◆ EXERCISE DETAILS
Reproduce the data that follows in its entirety, character for character.

◆ DATASET RECORDS
====================
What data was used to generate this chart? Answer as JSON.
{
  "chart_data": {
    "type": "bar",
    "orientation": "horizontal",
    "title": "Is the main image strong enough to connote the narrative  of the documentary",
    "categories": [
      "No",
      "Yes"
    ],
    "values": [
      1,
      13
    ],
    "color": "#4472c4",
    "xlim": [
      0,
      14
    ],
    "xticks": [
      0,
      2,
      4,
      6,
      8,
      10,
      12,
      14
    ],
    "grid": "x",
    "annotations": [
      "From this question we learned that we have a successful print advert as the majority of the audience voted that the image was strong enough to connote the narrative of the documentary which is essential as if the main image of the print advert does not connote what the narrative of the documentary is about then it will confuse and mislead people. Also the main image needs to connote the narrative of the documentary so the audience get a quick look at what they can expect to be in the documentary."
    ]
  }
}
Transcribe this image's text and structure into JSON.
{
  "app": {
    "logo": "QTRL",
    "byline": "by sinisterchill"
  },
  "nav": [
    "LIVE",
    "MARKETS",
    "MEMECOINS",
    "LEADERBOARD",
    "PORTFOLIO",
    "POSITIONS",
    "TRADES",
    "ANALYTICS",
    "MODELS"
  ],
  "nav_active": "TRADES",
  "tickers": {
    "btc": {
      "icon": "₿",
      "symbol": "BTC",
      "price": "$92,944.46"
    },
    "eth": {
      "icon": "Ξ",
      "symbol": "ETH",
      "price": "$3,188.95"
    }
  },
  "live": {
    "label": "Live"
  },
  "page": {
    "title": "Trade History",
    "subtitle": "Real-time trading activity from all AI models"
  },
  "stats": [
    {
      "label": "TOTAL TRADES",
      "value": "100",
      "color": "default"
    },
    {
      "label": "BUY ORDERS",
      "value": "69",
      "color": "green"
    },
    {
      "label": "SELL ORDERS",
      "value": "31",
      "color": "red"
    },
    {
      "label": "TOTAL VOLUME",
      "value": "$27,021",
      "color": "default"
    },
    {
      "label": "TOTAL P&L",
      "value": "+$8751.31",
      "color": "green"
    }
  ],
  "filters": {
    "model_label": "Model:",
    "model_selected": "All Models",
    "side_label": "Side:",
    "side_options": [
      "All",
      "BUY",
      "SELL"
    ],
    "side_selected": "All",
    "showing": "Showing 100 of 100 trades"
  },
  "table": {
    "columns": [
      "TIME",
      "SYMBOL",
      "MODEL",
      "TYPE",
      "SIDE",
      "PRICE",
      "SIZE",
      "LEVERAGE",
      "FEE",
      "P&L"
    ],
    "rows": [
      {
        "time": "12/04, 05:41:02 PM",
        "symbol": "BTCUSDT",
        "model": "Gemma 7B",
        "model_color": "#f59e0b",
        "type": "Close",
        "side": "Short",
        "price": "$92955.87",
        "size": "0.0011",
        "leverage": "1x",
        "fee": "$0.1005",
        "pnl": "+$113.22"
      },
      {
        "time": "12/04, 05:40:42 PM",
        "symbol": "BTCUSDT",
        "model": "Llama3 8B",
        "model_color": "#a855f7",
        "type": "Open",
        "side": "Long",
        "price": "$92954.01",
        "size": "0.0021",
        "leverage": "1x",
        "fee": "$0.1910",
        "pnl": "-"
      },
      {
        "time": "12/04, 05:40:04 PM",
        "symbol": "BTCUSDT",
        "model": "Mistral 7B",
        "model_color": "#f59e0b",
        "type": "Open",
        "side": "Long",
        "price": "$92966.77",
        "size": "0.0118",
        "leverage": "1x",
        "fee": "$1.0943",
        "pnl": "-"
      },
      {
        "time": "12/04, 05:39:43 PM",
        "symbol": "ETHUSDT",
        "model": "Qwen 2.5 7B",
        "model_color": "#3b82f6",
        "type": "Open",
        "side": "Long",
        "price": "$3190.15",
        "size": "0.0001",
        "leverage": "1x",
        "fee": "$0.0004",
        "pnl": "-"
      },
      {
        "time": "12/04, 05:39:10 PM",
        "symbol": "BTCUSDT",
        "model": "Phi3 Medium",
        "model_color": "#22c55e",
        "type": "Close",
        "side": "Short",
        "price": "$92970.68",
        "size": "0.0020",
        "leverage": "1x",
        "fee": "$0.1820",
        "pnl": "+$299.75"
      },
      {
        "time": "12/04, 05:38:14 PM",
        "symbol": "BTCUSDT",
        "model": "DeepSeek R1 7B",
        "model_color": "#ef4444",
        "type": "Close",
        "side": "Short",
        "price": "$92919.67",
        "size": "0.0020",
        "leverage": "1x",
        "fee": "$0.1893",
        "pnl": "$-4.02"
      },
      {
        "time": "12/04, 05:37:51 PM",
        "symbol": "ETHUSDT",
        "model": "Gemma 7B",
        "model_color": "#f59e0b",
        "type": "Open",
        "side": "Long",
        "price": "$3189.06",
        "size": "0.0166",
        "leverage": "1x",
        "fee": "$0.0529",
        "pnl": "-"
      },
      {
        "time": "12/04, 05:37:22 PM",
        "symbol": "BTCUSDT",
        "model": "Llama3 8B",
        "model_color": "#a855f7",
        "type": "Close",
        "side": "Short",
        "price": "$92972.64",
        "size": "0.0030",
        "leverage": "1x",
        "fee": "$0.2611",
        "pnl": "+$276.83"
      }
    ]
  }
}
====================
◆ WORKED SOLUTION
What data was used to generate this chart? Answer as JSON.
{
  "chart_data": {
    "type": "bar",
    "orientation": "horizontal",
    "title": "Is the main image strong enough to connote the narrative  of the documentary",
    "categories": [
      "No",
      "Yes"
    ],
    "values": [
      1,
      13
    ],
    "color": "#4472c4",
    "xlim": [
      0,
      14
    ],
    "xticks": [
      0,
      2,
      4,
      6,
      8,
      10,
      12,
      14
    ],
    "grid": "x",
    "annotations": [
      "From this question we learned that we have a successful print advert as the majority of the audience voted that the image was strong enough to connote the narrative of the documentary which is essential as if the main image of the print advert does not connote what the narrative of the documentary is about then it will confuse and mislead people. Also the main image needs to connote the narrative of the documentary so the audience get a quick look at what they can expect to be in the documentary."
    ]
  }
}
Transcribe this image's text and structure into JSON.
{
  "app": {
    "logo": "QTRL",
    "byline": "by sinisterchill"
  },
  "nav": [
    "LIVE",
    "MARKETS",
    "MEMECOINS",
    "LEADERBOARD",
    "PORTFOLIO",
    "POSITIONS",
    "TRADES",
    "ANALYTICS",
    "MODELS"
  ],
  "nav_active": "TRADES",
  "tickers": {
    "btc": {
      "icon": "₿",
      "symbol": "BTC",
      "price": "$92,944.46"
    },
    "eth": {
      "icon": "Ξ",
      "symbol": "ETH",
      "price": "$3,188.95"
    }
  },
  "live": {
    "label": "Live"
  },
  "page": {
    "title": "Trade History",
    "subtitle": "Real-time trading activity from all AI models"
  },
  "stats": [
    {
      "label": "TOTAL TRADES",
      "value": "100",
      "color": "default"
    },
    {
      "label": "BUY ORDERS",
      "value": "69",
      "color": "green"
    },
    {
      "label": "SELL ORDERS",
      "value": "31",
      "color": "red"
    },
    {
      "label": "TOTAL VOLUME",
      "value": "$27,021",
      "color": "default"
    },
    {
      "label": "TOTAL P&L",
      "value": "+$8751.31",
      "color": "green"
    }
  ],
  "filters": {
    "model_label": "Model:",
    "model_selected": "All Models",
    "side_label": "Side:",
    "side_options": [
      "All",
      "BUY",
      "SELL"
    ],
    "side_selected": "All",
    "showing": "Showing 100 of 100 trades"
  },
  "table": {
    "columns": [
      "TIME",
      "SYMBOL",
      "MODEL",
      "TYPE",
      "SIDE",
      "PRICE",
      "SIZE",
      "LEVERAGE",
      "FEE",
      "P&L"
    ],
    "rows": [
      {
        "time": "12/04, 05:41:02 PM",
        "symbol": "BTCUSDT",
        "model": "Gemma 7B",
        "model_color": "#f59e0b",
        "type": "Close",
        "side": "Short",
        "price": "$92955.87",
        "size": "0.0011",
        "leverage": "1x",
        "fee": "$0.1005",
        "pnl": "+$113.22"
      },
      {
        "time": "12/04, 05:40:42 PM",
        "symbol": "BTCUSDT",
        "model": "Llama3 8B",
        "model_color": "#a855f7",
        "type": "Open",
        "side": "Long",
        "price": "$92954.01",
        "size": "0.0021",
        "leverage": "1x",
        "fee": "$0.1910",
        "pnl": "-"
      },
      {
        "time": "12/04, 05:40:04 PM",
        "symbol": "BTCUSDT",
        "model": "Mistral 7B",
        "model_color": "#f59e0b",
        "type": "Open",
        "side": "Long",
        "price": "$92966.77",
        "size": "0.0118",
        "leverage": "1x",
        "fee": "$1.0943",
        "pnl": "-"
      },
      {
        "time": "12/04, 05:39:43 PM",
        "symbol": "ETHUSDT",
        "model": "Qwen 2.5 7B",
        "model_color": "#3b82f6",
        "type": "Open",
        "side": "Long",
        "price": "$3190.15",
        "size": "0.0001",
        "leverage": "1x",
        "fee": "$0.0004",
        "pnl": "-"
      },
      {
        "time": "12/04, 05:39:10 PM",
        "symbol": "BTCUSDT",
        "model": "Phi3 Medium",
        "model_color": "#22c55e",
        "type": "Close",
        "side": "Short",
        "price": "$92970.68",
        "size": "0.0020",
        "leverage": "1x",
        "fee": "$0.1820",
        "pnl": "+$299.75"
      },
      {
        "time": "12/04, 05:38:14 PM",
        "symbol": "BTCUSDT",
        "model": "DeepSeek R1 7B",
        "model_color": "#ef4444",
        "type": "Close",
        "side": "Short",
        "price": "$92919.67",
        "size": "0.0020",
        "leverage": "1x",
        "fee": "$0.1893",
        "pnl": "$-4.02"
      },
      {
        "time": "12/04, 05:37:51 PM",
        "symbol": "ETHUSDT",
        "model": "Gemma 7B",
        "model_color": "#f59e0b",
        "type": "Open",
        "side": "Long",
        "price": "$3189.06",
        "size": "0.0166",
        "leverage": "1x",
        "fee": "$0.0529",
        "pnl": "-"
      },
      {
        "time": "12/04, 05:37:22 PM",
        "symbol": "BTCUSDT",
        "model": "Llama3 8B",
        "model_color": "#a855f7",
        "type": "Close",
        "side": "Short",
        "price": "$92972.64",
        "size": "0.0030",
        "leverage": "1x",
        "fee": "$0.2611",
        "pnl": "+$276.83"
      }
    ]
  }
}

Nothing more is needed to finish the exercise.